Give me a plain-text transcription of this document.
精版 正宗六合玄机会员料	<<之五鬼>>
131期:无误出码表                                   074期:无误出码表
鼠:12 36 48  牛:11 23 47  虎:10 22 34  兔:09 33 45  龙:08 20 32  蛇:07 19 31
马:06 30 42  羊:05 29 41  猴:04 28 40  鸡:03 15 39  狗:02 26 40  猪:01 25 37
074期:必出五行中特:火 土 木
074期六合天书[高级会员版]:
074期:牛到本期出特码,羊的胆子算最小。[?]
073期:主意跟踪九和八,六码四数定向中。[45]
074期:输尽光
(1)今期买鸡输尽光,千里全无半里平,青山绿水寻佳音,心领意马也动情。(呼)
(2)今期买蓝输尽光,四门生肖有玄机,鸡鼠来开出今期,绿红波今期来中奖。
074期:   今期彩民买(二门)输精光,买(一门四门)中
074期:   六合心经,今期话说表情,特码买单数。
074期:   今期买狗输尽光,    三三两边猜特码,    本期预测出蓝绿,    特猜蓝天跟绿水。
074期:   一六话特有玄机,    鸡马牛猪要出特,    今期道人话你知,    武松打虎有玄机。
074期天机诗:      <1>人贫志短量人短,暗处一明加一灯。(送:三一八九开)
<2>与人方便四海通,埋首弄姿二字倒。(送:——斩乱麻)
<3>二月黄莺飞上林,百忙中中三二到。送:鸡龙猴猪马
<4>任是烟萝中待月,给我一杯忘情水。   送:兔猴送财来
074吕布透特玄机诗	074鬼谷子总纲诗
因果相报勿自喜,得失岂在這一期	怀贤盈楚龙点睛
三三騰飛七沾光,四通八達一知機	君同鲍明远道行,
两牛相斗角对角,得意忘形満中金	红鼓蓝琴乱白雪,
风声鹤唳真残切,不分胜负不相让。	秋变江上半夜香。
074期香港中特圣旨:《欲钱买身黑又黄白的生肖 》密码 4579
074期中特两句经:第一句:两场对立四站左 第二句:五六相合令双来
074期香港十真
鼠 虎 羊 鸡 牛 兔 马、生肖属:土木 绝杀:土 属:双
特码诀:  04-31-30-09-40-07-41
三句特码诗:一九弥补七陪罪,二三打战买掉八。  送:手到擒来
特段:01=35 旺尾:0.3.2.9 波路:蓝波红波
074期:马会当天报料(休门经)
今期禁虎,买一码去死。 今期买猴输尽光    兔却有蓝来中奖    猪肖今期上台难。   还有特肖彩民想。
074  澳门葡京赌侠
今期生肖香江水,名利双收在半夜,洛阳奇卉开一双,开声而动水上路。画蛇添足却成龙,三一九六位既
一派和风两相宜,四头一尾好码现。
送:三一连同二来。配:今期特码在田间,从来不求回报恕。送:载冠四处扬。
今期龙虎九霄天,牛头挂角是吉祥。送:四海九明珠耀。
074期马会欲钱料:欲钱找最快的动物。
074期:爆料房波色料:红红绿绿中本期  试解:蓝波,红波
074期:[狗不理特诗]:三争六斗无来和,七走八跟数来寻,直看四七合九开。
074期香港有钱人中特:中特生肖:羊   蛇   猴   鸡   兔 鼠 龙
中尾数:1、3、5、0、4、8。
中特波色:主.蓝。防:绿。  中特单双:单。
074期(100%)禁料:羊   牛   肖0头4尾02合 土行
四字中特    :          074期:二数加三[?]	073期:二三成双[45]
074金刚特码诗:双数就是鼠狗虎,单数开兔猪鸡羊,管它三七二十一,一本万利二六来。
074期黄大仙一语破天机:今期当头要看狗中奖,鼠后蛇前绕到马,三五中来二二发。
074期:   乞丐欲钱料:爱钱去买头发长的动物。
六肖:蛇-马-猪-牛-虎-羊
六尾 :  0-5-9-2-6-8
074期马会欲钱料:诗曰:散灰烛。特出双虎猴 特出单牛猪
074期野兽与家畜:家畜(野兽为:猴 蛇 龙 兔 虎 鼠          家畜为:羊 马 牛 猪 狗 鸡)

- What is being asked -
Repeat every entry exactly as written above.

- Final result -
Give me a plain-text transcription of this document.
精版 正宗六合玄机会员料	<<之五鬼>>
131期:无误出码表                                   074期:无误出码表
鼠:12 36 48  牛:11 23 47  虎:10 22 34  兔:09 33 45  龙:08 20 32  蛇:07 19 31
马:06 30 42  羊:05 29 41  猴:04 28 40  鸡:03 15 39  狗:02 26 40  猪:01 25 37
074期:必出五行中特:火 土 木
074期六合天书[高级会员版]:
074期:牛到本期出特码,羊的胆子算最小。[?]
073期:主意跟踪九和八,六码四数定向中。[45]
074期:输尽光
(1)今期买鸡输尽光,千里全无半里平,青山绿水寻佳音,心领意马也动情。(呼)
(2)今期买蓝输尽光,四门生肖有玄机,鸡鼠来开出今期,绿红波今期来中奖。
074期:   今期彩民买(二门)输精光,买(一门四门)中
074期:   六合心经,今期话说表情,特码买单数。
074期:   今期买狗输尽光,    三三两边猜特码,    本期预测出蓝绿,    特猜蓝天跟绿水。
074期:   一六话特有玄机,    鸡马牛猪要出特,    今期道人话你知,    武松打虎有玄机。
074期天机诗:      <1>人贫志短量人短,暗处一明加一灯。(送:三一八九开)
<2>与人方便四海通,埋首弄姿二字倒。(送:——斩乱麻)
<3>二月黄莺飞上林,百忙中中三二到。送:鸡龙猴猪马
<4>任是烟萝中待月,给我一杯忘情水。   送:兔猴送财来
074吕布透特玄机诗	074鬼谷子总纲诗
因果相报勿自喜,得失岂在這一期	怀贤盈楚龙点睛
三三騰飛七沾光,四通八達一知機	君同鲍明远道行,
两牛相斗角对角,得意忘形満中金	红鼓蓝琴乱白雪,
风声鹤唳真残切,不分胜负不相让。	秋变江上半夜香。
074期香港中特圣旨:《欲钱买身黑又黄白的生肖 》密码 4579
074期中特两句经:第一句:两场对立四站左 第二句:五六相合令双来
074期香港十真
鼠 虎 羊 鸡 牛 兔 马、生肖属:土木 绝杀:土 属:双
特码诀:  04-31-30-09-40-07-41
三句特码诗:一九弥补七陪罪,二三打战买掉八。  送:手到擒来
特段:01=35 旺尾:0.3.2.9 波路:蓝波红波
074期:马会当天报料(休门经)
今期禁虎,买一码去死。 今期买猴输尽光    兔却有蓝来中奖    猪肖今期上台难。   还有特肖彩民想。
074  澳门葡京赌侠
今期生肖香江水,名利双收在半夜,洛阳奇卉开一双,开声而动水上路。画蛇添足却成龙,三一九六位既
一派和风两相宜,四头一尾好码现。
送:三一连同二来。配:今期特码在田间,从来不求回报恕。送:载冠四处扬。
今期龙虎九霄天,牛头挂角是吉祥。送:四海九明珠耀。
074期马会欲钱料:欲钱找最快的动物。
074期:爆料房波色料:红红绿绿中本期  试解:蓝波,红波
074期:[狗不理特诗]:三争六斗无来和,七走八跟数来寻,直看四七合九开。
074期香港有钱人中特:中特生肖:羊   蛇   猴   鸡   兔 鼠 龙
中尾数:1、3、5、0、4、8。
中特波色:主.蓝。防:绿。  中特单双:单。
074期(100%)禁料:羊   牛   肖0头4尾02合 土行
四字中特    :          074期:二数加三[?]	073期:二三成双[45]
074金刚特码诗:双数就是鼠狗虎,单数开兔猪鸡羊,管它三七二十一,一本万利二六来。
074期黄大仙一语破天机:今期当头要看狗中奖,鼠后蛇前绕到马,三五中来二二发。
074期:   乞丐欲钱料:爱钱去买头发长的动物。
六肖:蛇-马-猪-牛-虎-羊
六尾 :  0-5-9-2-6-8
074期马会欲钱料:诗曰:散灰烛。特出双虎猴 特出单牛猪
074期野兽与家畜:家畜(野兽为:猴 蛇 龙 兔 虎 鼠          家畜为:羊 马 牛 猪 狗 鸡)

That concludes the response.